Output every entry exactly as given.

● **Data shown**:
* START *
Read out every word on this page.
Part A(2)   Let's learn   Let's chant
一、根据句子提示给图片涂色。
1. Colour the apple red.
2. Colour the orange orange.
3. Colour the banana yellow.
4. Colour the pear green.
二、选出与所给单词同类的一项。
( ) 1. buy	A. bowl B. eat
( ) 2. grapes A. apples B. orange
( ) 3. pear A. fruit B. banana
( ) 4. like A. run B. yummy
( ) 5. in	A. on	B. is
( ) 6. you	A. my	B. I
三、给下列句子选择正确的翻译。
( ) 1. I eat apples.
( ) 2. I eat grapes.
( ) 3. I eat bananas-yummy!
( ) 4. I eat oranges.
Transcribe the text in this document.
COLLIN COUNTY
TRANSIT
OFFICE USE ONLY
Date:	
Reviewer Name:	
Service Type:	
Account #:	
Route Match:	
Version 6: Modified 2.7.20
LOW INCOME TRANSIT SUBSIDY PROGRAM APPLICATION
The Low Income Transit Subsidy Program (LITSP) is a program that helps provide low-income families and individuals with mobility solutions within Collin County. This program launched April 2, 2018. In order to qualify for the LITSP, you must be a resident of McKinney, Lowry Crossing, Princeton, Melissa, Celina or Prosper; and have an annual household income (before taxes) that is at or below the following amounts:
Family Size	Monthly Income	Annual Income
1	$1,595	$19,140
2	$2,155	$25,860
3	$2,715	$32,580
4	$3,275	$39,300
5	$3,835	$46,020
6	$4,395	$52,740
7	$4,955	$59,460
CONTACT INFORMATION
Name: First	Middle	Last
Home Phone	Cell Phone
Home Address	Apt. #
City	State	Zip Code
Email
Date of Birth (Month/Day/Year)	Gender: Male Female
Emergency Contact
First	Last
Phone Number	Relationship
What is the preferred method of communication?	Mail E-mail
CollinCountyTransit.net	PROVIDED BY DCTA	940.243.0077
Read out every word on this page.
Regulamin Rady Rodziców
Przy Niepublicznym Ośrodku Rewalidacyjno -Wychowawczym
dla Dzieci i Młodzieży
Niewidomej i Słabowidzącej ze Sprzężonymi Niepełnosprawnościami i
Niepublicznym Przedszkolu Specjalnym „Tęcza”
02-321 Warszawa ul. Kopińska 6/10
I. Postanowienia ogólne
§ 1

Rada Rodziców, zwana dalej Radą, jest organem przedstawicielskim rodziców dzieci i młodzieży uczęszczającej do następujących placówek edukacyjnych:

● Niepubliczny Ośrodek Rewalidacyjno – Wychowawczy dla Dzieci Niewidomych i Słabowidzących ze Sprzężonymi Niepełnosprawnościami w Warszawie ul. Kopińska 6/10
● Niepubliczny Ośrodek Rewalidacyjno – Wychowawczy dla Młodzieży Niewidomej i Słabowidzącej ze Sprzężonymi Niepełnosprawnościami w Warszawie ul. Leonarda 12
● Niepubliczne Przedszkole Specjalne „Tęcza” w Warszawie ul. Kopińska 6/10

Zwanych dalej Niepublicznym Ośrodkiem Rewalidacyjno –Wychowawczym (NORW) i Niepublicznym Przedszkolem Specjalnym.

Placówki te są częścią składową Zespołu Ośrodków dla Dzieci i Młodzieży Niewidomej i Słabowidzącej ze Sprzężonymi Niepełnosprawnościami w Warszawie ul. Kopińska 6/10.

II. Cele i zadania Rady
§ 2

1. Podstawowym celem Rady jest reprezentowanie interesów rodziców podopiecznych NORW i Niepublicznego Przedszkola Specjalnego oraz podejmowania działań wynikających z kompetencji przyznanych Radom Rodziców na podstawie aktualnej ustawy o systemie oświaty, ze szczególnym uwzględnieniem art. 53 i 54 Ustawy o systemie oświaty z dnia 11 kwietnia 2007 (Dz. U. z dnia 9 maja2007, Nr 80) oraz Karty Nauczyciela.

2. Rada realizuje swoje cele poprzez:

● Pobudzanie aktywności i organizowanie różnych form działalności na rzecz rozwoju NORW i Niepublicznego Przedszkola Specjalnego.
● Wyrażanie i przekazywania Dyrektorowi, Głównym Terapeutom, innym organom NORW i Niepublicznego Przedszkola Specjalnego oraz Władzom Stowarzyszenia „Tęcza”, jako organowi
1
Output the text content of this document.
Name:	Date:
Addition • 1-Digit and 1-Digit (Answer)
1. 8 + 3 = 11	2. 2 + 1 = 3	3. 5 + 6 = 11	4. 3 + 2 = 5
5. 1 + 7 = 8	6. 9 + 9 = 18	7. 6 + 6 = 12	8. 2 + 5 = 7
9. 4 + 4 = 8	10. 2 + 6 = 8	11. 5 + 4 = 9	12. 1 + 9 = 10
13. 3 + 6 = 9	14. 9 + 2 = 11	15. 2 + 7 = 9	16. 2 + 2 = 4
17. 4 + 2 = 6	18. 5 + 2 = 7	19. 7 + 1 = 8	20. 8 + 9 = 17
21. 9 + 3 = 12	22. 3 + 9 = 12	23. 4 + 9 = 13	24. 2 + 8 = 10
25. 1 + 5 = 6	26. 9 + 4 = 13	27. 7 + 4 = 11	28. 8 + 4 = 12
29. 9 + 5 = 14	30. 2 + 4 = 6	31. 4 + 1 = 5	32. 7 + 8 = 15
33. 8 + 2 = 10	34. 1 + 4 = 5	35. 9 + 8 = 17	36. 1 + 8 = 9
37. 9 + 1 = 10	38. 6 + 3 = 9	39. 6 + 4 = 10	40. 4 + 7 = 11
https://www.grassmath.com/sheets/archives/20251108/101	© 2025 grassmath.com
* END *
● **Output**:
Read out every word on this page.
Part A(2)   Let's learn   Let's chant
一、根据句子提示给图片涂色。
1. Colour the apple red.
2. Colour the orange orange.
3. Colour the banana yellow.
4. Colour the pear green.
二、选出与所给单词同类的一项。
( ) 1. buy	A. bowl B. eat
( ) 2. grapes A. apples B. orange
( ) 3. pear A. fruit B. banana
( ) 4. like A. run B. yummy
( ) 5. in	A. on	B. is
( ) 6. you	A. my	B. I
三、给下列句子选择正确的翻译。
( ) 1. I eat apples.
( ) 2. I eat grapes.
( ) 3. I eat bananas-yummy!
( ) 4. I eat oranges.
Transcribe the text in this document.
COLLIN COUNTY
TRANSIT
OFFICE USE ONLY
Date:	
Reviewer Name:	
Service Type:	
Account #:	
Route Match:	
Version 6: Modified 2.7.20
LOW INCOME TRANSIT SUBSIDY PROGRAM APPLICATION
The Low Income Transit Subsidy Program (LITSP) is a program that helps provide low-income families and individuals with mobility solutions within Collin County. This program launched April 2, 2018. In order to qualify for the LITSP, you must be a resident of McKinney, Lowry Crossing, Princeton, Melissa, Celina or Prosper; and have an annual household income (before taxes) that is at or below the following amounts:
Family Size	Monthly Income	Annual Income
1	$1,595	$19,140
2	$2,155	$25,860
3	$2,715	$32,580
4	$3,275	$39,300
5	$3,835	$46,020
6	$4,395	$52,740
7	$4,955	$59,460
CONTACT INFORMATION
Name: First	Middle	Last
Home Phone	Cell Phone
Home Address	Apt. #
City	State	Zip Code
Email
Date of Birth (Month/Day/Year)	Gender: Male Female
Emergency Contact
First	Last
Phone Number	Relationship
What is the preferred method of communication?	Mail E-mail
CollinCountyTransit.net	PROVIDED BY DCTA	940.243.0077
Read out every word on this page.
Regulamin Rady Rodziców
Przy Niepublicznym Ośrodku Rewalidacyjno -Wychowawczym
dla Dzieci i Młodzieży
Niewidomej i Słabowidzącej ze Sprzężonymi Niepełnosprawnościami i
Niepublicznym Przedszkolu Specjalnym „Tęcza”
02-321 Warszawa ul. Kopińska 6/10
I. Postanowienia ogólne
§ 1

Rada Rodziców, zwana dalej Radą, jest organem przedstawicielskim rodziców dzieci i młodzieży uczęszczającej do następujących placówek edukacyjnych:

● Niepubliczny Ośrodek Rewalidacyjno – Wychowawczy dla Dzieci Niewidomych i Słabowidzących ze Sprzężonymi Niepełnosprawnościami w Warszawie ul. Kopińska 6/10
● Niepubliczny Ośrodek Rewalidacyjno – Wychowawczy dla Młodzieży Niewidomej i Słabowidzącej ze Sprzężonymi Niepełnosprawnościami w Warszawie ul. Leonarda 12
● Niepubliczne Przedszkole Specjalne „Tęcza” w Warszawie ul. Kopińska 6/10

Zwanych dalej Niepublicznym Ośrodkiem Rewalidacyjno –Wychowawczym (NORW) i Niepublicznym Przedszkolem Specjalnym.

Placówki te są częścią składową Zespołu Ośrodków dla Dzieci i Młodzieży Niewidomej i Słabowidzącej ze Sprzężonymi Niepełnosprawnościami w Warszawie ul. Kopińska 6/10.

II. Cele i zadania Rady
§ 2

1. Podstawowym celem Rady jest reprezentowanie interesów rodziców podopiecznych NORW i Niepublicznego Przedszkola Specjalnego oraz podejmowania działań wynikających z kompetencji przyznanych Radom Rodziców na podstawie aktualnej ustawy o systemie oświaty, ze szczególnym uwzględnieniem art. 53 i 54 Ustawy o systemie oświaty z dnia 11 kwietnia 2007 (Dz. U. z dnia 9 maja2007, Nr 80) oraz Karty Nauczyciela.

2. Rada realizuje swoje cele poprzez:

● Pobudzanie aktywności i organizowanie różnych form działalności na rzecz rozwoju NORW i Niepublicznego Przedszkola Specjalnego.
● Wyrażanie i przekazywania Dyrektorowi, Głównym Terapeutom, innym organom NORW i Niepublicznego Przedszkola Specjalnego oraz Władzom Stowarzyszenia „Tęcza”, jako organowi
1
Output the text content of this document.
Name:	Date:
Addition • 1-Digit and 1-Digit (Answer)
1. 8 + 3 = 11	2. 2 + 1 = 3	3. 5 + 6 = 11	4. 3 + 2 = 5
5. 1 + 7 = 8	6. 9 + 9 = 18	7. 6 + 6 = 12	8. 2 + 5 = 7
9. 4 + 4 = 8	10. 2 + 6 = 8	11. 5 + 4 = 9	12. 1 + 9 = 10
13. 3 + 6 = 9	14. 9 + 2 = 11	15. 2 + 7 = 9	16. 2 + 2 = 4
17. 4 + 2 = 6	18. 5 + 2 = 7	19. 7 + 1 = 8	20. 8 + 9 = 17
21. 9 + 3 = 12	22. 3 + 9 = 12	23. 4 + 9 = 13	24. 2 + 8 = 10
25. 1 + 5 = 6	26. 9 + 4 = 13	27. 7 + 4 = 11	28. 8 + 4 = 12
29. 9 + 5 = 14	30. 2 + 4 = 6	31. 4 + 1 = 5	32. 7 + 8 = 15
33. 8 + 2 = 10	34. 1 + 4 = 5	35. 9 + 8 = 17	36. 1 + 8 = 9
37. 9 + 1 = 10	38. 6 + 3 = 9	39. 6 + 4 = 10	40. 4 + 7 = 11
https://www.grassmath.com/sheets/archives/20251108/101	© 2025 grassmath.com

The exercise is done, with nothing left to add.